Records contained in a dataset
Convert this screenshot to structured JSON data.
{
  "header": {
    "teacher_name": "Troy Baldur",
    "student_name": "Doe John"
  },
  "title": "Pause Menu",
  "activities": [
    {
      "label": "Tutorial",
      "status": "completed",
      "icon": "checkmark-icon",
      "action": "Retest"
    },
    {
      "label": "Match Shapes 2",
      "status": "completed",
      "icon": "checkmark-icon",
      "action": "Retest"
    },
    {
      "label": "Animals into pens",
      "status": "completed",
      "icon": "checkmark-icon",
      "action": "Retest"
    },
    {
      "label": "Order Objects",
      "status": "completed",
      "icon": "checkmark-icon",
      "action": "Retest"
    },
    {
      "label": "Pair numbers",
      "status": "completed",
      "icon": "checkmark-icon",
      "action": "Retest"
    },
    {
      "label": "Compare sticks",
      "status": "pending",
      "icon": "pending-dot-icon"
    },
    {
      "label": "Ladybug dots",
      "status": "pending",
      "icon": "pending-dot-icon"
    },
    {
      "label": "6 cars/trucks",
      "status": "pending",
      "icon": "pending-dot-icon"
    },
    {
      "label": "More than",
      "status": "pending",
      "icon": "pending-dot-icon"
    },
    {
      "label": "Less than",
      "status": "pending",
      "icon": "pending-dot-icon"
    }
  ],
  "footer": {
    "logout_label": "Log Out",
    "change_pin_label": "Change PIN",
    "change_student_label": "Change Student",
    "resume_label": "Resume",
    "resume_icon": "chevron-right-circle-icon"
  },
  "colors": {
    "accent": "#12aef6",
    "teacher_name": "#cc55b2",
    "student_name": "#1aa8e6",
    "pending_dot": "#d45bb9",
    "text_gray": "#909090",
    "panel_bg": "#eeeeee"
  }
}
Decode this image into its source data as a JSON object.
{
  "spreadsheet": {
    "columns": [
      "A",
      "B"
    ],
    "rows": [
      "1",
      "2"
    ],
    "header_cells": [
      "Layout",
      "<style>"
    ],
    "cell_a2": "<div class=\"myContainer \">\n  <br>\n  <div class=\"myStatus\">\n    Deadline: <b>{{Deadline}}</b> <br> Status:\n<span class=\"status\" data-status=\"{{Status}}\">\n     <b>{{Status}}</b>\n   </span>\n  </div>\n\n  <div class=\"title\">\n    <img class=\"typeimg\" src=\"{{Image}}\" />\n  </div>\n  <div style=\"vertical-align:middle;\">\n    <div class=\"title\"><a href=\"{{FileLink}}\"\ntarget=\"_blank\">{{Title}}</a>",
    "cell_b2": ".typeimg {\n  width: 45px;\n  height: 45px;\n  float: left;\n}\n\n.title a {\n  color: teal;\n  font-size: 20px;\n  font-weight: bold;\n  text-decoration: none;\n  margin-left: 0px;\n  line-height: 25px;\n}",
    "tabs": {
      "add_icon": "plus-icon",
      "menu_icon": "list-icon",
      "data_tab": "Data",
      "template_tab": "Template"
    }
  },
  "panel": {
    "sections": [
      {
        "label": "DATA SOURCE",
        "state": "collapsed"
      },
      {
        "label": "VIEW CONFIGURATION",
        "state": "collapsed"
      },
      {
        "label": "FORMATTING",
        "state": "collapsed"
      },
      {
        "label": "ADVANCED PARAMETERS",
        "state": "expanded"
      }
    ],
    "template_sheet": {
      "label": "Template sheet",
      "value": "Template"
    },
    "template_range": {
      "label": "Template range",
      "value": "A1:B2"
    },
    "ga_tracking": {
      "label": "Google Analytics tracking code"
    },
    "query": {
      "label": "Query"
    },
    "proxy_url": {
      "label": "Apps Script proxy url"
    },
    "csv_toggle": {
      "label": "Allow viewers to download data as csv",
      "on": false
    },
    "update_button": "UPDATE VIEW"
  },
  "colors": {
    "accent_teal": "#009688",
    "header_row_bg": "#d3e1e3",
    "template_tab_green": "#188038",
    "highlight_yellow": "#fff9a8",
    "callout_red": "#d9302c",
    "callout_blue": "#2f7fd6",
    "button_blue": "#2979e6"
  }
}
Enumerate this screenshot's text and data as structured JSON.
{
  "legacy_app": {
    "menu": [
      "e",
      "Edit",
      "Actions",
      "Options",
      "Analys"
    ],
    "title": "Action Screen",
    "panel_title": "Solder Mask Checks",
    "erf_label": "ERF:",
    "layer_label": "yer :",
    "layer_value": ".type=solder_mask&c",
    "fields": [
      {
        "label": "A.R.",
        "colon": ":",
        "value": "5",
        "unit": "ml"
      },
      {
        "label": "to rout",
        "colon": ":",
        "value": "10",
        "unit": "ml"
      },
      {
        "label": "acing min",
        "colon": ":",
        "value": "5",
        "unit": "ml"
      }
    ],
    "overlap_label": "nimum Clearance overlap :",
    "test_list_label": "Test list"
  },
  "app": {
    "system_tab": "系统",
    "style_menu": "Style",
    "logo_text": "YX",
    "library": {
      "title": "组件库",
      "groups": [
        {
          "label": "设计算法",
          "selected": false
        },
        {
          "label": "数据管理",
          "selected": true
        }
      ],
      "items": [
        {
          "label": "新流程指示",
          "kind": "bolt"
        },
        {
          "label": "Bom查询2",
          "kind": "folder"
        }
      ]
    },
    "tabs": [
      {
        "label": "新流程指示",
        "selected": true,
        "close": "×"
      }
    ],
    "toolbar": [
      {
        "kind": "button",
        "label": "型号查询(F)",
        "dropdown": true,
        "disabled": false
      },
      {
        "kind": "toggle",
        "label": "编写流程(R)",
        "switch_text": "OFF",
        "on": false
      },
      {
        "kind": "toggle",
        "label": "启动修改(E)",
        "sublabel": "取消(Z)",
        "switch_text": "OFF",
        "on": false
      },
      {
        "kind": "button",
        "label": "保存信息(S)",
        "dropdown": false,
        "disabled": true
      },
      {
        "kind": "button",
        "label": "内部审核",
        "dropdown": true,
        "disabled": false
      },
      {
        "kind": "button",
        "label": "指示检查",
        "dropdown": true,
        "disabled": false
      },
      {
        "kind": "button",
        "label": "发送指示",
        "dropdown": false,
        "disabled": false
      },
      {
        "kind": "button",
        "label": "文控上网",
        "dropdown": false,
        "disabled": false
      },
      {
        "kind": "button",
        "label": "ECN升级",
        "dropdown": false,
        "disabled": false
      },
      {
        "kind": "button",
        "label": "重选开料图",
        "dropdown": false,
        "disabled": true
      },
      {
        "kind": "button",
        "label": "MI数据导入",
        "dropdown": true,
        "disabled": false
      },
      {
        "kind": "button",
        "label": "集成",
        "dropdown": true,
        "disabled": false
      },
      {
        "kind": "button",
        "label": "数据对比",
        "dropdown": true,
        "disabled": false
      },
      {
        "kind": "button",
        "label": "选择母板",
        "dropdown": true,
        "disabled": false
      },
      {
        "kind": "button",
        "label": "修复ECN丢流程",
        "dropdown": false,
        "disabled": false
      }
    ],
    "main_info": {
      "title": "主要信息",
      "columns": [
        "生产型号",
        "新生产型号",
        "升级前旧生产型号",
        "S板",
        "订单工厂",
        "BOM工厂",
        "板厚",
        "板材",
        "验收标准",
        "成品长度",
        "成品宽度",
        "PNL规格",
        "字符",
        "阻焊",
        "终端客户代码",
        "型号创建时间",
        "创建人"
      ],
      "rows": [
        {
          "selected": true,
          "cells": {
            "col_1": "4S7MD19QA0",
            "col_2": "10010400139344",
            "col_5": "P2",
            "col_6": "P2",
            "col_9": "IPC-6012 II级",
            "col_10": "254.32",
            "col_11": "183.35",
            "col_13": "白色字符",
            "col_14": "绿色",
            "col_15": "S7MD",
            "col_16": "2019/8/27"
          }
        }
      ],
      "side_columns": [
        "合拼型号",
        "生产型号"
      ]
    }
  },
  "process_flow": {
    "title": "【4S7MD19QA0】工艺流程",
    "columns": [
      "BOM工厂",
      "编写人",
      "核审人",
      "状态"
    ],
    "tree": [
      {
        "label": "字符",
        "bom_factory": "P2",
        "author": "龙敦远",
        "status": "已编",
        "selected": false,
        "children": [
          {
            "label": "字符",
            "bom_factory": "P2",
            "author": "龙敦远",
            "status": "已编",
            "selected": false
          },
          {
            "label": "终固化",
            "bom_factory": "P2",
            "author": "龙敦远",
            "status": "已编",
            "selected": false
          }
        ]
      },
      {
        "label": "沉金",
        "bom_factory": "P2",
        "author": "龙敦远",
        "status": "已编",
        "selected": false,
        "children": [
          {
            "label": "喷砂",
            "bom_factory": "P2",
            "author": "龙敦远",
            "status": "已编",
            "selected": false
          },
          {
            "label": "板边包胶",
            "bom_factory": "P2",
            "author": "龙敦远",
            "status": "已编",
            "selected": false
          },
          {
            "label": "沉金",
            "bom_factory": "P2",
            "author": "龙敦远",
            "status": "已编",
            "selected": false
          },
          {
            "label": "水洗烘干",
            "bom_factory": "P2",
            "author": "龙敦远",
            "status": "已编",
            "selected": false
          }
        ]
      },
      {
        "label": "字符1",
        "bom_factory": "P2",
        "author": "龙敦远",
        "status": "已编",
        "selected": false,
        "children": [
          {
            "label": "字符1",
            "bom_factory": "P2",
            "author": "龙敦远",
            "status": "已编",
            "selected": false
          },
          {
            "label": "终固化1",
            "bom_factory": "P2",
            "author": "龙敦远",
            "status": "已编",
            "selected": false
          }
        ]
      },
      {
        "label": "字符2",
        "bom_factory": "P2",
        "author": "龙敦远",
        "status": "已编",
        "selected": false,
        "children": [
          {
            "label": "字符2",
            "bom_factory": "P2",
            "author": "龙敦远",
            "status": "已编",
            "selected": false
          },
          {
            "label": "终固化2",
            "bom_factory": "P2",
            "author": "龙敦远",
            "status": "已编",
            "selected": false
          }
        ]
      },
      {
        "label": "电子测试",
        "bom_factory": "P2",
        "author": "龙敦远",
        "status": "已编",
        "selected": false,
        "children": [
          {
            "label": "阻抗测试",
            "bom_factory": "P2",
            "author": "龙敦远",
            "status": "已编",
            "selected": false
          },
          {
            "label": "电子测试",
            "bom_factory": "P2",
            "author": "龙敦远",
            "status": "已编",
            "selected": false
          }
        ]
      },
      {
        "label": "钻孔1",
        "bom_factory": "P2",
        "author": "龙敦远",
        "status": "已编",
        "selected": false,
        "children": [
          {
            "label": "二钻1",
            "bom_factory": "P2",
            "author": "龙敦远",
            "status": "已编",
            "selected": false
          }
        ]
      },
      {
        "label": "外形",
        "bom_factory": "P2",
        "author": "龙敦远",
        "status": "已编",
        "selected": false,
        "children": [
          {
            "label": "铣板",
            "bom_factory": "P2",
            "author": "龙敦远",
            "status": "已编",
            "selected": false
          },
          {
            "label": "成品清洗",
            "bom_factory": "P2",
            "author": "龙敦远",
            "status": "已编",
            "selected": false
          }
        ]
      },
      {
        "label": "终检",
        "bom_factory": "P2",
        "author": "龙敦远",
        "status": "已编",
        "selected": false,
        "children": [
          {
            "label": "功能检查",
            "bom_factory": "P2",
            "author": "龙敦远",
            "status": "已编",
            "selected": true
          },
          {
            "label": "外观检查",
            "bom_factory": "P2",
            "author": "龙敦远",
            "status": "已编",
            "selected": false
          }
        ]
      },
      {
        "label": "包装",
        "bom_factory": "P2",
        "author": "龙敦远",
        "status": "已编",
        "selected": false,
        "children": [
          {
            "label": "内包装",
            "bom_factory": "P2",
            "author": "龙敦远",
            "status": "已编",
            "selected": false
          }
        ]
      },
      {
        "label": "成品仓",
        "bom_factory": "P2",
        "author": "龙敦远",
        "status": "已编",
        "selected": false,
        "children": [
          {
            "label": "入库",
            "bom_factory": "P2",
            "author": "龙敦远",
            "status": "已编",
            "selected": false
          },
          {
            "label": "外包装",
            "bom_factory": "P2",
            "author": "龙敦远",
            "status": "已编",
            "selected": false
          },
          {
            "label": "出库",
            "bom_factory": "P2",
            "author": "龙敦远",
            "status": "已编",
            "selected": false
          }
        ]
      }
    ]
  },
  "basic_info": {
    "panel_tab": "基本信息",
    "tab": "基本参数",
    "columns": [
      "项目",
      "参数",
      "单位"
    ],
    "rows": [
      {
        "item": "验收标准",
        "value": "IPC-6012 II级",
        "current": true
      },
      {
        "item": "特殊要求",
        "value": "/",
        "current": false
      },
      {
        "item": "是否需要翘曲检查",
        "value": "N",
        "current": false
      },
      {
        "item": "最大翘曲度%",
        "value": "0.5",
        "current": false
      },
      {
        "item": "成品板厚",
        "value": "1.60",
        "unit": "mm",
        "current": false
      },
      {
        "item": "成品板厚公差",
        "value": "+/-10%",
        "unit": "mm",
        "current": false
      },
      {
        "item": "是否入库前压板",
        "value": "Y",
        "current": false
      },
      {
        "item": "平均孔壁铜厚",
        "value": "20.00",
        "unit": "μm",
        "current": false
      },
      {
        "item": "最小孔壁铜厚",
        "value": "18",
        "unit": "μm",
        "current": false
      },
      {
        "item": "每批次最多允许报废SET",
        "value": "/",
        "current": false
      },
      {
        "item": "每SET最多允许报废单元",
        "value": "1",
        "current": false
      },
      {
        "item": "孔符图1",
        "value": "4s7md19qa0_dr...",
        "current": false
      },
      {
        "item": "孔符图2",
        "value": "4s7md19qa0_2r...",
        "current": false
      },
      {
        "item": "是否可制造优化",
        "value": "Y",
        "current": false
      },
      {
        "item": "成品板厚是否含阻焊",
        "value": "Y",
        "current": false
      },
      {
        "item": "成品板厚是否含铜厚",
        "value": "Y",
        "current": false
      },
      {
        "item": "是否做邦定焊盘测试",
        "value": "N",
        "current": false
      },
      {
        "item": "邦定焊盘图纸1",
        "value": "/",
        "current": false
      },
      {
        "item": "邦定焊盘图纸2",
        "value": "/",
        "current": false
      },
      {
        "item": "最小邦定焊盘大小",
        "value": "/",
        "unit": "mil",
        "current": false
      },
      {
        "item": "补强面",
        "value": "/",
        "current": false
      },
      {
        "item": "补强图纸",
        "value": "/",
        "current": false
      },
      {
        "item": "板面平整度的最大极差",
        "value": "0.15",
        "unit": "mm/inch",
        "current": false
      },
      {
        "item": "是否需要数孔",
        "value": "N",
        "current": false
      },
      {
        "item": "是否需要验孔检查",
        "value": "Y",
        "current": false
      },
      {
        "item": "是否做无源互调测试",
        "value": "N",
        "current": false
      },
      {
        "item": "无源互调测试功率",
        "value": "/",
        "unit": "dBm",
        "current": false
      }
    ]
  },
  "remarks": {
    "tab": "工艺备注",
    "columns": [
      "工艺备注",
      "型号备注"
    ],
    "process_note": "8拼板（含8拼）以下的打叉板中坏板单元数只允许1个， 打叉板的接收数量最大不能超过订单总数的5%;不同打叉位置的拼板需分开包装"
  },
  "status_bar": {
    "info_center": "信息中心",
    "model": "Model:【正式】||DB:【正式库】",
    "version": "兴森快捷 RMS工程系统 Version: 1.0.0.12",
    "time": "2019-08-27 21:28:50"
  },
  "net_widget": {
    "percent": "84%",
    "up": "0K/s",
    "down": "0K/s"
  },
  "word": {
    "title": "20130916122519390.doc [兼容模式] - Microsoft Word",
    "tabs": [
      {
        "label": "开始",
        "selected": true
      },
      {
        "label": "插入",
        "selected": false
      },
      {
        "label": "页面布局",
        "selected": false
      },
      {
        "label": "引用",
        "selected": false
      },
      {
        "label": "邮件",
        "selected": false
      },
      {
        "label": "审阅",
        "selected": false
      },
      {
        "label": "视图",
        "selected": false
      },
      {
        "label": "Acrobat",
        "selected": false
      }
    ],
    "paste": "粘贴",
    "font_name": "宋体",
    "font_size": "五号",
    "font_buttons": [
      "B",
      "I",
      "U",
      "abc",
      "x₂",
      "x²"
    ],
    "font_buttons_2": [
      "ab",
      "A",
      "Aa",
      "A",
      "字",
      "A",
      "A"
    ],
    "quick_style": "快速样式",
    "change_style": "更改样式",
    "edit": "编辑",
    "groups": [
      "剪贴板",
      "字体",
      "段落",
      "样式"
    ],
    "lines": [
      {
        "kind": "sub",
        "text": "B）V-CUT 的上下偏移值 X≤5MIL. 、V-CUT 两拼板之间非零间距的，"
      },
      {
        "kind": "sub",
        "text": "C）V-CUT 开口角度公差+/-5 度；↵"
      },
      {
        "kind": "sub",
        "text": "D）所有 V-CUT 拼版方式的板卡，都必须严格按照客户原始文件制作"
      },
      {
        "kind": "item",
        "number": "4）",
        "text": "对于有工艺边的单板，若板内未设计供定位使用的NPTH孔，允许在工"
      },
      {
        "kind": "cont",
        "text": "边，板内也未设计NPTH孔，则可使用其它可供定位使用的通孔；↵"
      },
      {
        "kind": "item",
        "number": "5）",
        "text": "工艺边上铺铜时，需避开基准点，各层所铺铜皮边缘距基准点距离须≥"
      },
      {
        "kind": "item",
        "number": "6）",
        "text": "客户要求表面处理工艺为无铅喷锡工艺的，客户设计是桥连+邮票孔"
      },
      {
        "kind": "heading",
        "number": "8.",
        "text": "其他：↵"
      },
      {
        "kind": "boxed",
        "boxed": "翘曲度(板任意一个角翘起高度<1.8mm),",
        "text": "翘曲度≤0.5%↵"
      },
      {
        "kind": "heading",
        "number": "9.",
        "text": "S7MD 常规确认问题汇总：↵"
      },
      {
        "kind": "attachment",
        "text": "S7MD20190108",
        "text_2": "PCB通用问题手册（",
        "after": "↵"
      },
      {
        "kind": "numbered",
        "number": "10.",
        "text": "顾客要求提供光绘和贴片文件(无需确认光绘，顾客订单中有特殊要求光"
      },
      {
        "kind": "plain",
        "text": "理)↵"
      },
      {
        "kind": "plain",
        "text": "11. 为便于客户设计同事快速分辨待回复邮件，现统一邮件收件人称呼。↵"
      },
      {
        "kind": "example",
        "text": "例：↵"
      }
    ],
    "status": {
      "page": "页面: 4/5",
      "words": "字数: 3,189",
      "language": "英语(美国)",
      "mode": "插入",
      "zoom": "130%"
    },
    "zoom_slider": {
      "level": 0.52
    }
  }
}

STATED GOAL. Gather each line in the data that holds the string "JSON".

ANSWER.
Convert this screenshot to structured JSON data.
Decode this image into its source data as a JSON object.
Enumerate this screenshot's text and data as structured JSON.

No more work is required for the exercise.